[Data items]
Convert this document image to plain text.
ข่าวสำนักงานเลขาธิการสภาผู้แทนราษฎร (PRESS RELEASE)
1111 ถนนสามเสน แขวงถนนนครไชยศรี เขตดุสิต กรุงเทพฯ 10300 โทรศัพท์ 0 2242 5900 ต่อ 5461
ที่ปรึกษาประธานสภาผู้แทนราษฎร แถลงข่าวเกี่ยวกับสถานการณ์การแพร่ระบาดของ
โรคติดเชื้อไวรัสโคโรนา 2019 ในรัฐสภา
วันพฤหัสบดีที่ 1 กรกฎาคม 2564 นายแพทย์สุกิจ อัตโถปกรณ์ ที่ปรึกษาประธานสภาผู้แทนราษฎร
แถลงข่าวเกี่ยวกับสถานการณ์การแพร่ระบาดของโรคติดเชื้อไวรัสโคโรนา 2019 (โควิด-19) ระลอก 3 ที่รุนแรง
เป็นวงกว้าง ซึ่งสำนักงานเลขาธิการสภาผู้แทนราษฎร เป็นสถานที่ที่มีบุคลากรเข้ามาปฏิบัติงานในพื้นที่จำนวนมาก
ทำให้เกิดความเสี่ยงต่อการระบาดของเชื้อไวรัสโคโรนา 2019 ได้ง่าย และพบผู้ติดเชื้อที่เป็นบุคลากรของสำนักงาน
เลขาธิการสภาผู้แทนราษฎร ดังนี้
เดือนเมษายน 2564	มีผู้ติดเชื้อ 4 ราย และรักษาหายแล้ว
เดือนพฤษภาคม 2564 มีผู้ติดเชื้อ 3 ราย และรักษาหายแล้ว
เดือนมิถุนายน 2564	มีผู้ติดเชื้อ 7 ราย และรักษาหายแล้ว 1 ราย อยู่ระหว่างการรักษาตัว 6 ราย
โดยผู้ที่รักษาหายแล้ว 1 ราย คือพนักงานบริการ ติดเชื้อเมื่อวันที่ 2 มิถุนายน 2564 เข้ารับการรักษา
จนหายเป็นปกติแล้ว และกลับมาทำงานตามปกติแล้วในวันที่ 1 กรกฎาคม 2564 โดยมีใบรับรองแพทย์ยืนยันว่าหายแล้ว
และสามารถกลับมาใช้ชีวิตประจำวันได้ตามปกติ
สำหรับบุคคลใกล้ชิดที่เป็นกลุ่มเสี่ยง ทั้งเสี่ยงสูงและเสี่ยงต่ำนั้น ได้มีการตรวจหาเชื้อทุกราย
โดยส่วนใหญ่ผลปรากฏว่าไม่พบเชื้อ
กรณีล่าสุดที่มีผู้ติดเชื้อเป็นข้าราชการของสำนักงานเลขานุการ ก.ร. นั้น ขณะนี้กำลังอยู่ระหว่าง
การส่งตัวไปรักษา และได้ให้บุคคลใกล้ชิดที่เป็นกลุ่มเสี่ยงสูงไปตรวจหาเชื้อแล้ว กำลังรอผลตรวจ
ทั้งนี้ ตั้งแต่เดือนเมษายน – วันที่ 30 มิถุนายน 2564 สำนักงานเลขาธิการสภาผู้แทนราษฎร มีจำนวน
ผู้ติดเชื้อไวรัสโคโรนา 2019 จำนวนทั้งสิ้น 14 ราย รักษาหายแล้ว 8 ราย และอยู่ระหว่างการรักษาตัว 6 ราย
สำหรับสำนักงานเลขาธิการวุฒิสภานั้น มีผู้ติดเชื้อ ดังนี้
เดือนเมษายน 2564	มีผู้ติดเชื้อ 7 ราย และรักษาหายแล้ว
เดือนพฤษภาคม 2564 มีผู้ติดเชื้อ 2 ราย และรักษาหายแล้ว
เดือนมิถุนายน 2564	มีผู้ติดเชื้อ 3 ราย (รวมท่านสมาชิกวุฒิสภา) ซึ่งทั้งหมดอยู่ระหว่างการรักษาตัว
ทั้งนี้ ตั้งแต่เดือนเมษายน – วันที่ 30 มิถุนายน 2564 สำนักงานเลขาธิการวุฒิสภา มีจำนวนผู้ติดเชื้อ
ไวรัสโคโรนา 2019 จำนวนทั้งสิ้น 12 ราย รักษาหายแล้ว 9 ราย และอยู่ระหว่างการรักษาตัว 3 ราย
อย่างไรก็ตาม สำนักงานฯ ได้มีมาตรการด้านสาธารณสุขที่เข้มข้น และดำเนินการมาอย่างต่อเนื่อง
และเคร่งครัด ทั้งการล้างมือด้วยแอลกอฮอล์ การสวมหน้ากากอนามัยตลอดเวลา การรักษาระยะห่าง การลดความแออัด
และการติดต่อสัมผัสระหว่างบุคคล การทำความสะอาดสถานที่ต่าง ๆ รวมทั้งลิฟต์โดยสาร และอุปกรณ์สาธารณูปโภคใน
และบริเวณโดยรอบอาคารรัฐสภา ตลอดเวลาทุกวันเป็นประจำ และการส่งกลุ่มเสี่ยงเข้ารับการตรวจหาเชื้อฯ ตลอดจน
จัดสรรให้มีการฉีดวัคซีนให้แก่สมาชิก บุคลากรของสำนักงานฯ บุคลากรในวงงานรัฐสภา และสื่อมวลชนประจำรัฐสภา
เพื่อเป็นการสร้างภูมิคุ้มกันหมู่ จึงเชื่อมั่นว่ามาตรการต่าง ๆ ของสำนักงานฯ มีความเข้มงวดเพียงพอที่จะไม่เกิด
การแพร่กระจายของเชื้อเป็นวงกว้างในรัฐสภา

▶ **Task goal**
Transcribe every entry exactly, omitting nothing.

▶ **Correct answer**
Convert this document image to plain text.
ข่าวสำนักงานเลขาธิการสภาผู้แทนราษฎร (PRESS RELEASE)
1111 ถนนสามเสน แขวงถนนนครไชยศรี เขตดุสิต กรุงเทพฯ 10300 โทรศัพท์ 0 2242 5900 ต่อ 5461
ที่ปรึกษาประธานสภาผู้แทนราษฎร แถลงข่าวเกี่ยวกับสถานการณ์การแพร่ระบาดของ
โรคติดเชื้อไวรัสโคโรนา 2019 ในรัฐสภา
วันพฤหัสบดีที่ 1 กรกฎาคม 2564 นายแพทย์สุกิจ อัตโถปกรณ์ ที่ปรึกษาประธานสภาผู้แทนราษฎร
แถลงข่าวเกี่ยวกับสถานการณ์การแพร่ระบาดของโรคติดเชื้อไวรัสโคโรนา 2019 (โควิด-19) ระลอก 3 ที่รุนแรง
เป็นวงกว้าง ซึ่งสำนักงานเลขาธิการสภาผู้แทนราษฎร เป็นสถานที่ที่มีบุคลากรเข้ามาปฏิบัติงานในพื้นที่จำนวนมาก
ทำให้เกิดความเสี่ยงต่อการระบาดของเชื้อไวรัสโคโรนา 2019 ได้ง่าย และพบผู้ติดเชื้อที่เป็นบุคลากรของสำนักงาน
เลขาธิการสภาผู้แทนราษฎร ดังนี้
เดือนเมษายน 2564	มีผู้ติดเชื้อ 4 ราย และรักษาหายแล้ว
เดือนพฤษภาคม 2564 มีผู้ติดเชื้อ 3 ราย และรักษาหายแล้ว
เดือนมิถุนายน 2564	มีผู้ติดเชื้อ 7 ราย และรักษาหายแล้ว 1 ราย อยู่ระหว่างการรักษาตัว 6 ราย
โดยผู้ที่รักษาหายแล้ว 1 ราย คือพนักงานบริการ ติดเชื้อเมื่อวันที่ 2 มิถุนายน 2564 เข้ารับการรักษา
จนหายเป็นปกติแล้ว และกลับมาทำงานตามปกติแล้วในวันที่ 1 กรกฎาคม 2564 โดยมีใบรับรองแพทย์ยืนยันว่าหายแล้ว
และสามารถกลับมาใช้ชีวิตประจำวันได้ตามปกติ
สำหรับบุคคลใกล้ชิดที่เป็นกลุ่มเสี่ยง ทั้งเสี่ยงสูงและเสี่ยงต่ำนั้น ได้มีการตรวจหาเชื้อทุกราย
โดยส่วนใหญ่ผลปรากฏว่าไม่พบเชื้อ
กรณีล่าสุดที่มีผู้ติดเชื้อเป็นข้าราชการของสำนักงานเลขานุการ ก.ร. นั้น ขณะนี้กำลังอยู่ระหว่าง
การส่งตัวไปรักษา และได้ให้บุคคลใกล้ชิดที่เป็นกลุ่มเสี่ยงสูงไปตรวจหาเชื้อแล้ว กำลังรอผลตรวจ
ทั้งนี้ ตั้งแต่เดือนเมษายน – วันที่ 30 มิถุนายน 2564 สำนักงานเลขาธิการสภาผู้แทนราษฎร มีจำนวน
ผู้ติดเชื้อไวรัสโคโรนา 2019 จำนวนทั้งสิ้น 14 ราย รักษาหายแล้ว 8 ราย และอยู่ระหว่างการรักษาตัว 6 ราย
สำหรับสำนักงานเลขาธิการวุฒิสภานั้น มีผู้ติดเชื้อ ดังนี้
เดือนเมษายน 2564	มีผู้ติดเชื้อ 7 ราย และรักษาหายแล้ว
เดือนพฤษภาคม 2564 มีผู้ติดเชื้อ 2 ราย และรักษาหายแล้ว
เดือนมิถุนายน 2564	มีผู้ติดเชื้อ 3 ราย (รวมท่านสมาชิกวุฒิสภา) ซึ่งทั้งหมดอยู่ระหว่างการรักษาตัว
ทั้งนี้ ตั้งแต่เดือนเมษายน – วันที่ 30 มิถุนายน 2564 สำนักงานเลขาธิการวุฒิสภา มีจำนวนผู้ติดเชื้อ
ไวรัสโคโรนา 2019 จำนวนทั้งสิ้น 12 ราย รักษาหายแล้ว 9 ราย และอยู่ระหว่างการรักษาตัว 3 ราย
อย่างไรก็ตาม สำนักงานฯ ได้มีมาตรการด้านสาธารณสุขที่เข้มข้น และดำเนินการมาอย่างต่อเนื่อง
และเคร่งครัด ทั้งการล้างมือด้วยแอลกอฮอล์ การสวมหน้ากากอนามัยตลอดเวลา การรักษาระยะห่าง การลดความแออัด
และการติดต่อสัมผัสระหว่างบุคคล การทำความสะอาดสถานที่ต่าง ๆ รวมทั้งลิฟต์โดยสาร และอุปกรณ์สาธารณูปโภคใน
และบริเวณโดยรอบอาคารรัฐสภา ตลอดเวลาทุกวันเป็นประจำ และการส่งกลุ่มเสี่ยงเข้ารับการตรวจหาเชื้อฯ ตลอดจน
จัดสรรให้มีการฉีดวัคซีนให้แก่สมาชิก บุคลากรของสำนักงานฯ บุคลากรในวงงานรัฐสภา และสื่อมวลชนประจำรัฐสภา
เพื่อเป็นการสร้างภูมิคุ้มกันหมู่ จึงเชื่อมั่นว่ามาตรการต่าง ๆ ของสำนักงานฯ มีความเข้มงวดเพียงพอที่จะไม่เกิด
การแพร่กระจายของเชื้อเป็นวงกว้างในรัฐสภา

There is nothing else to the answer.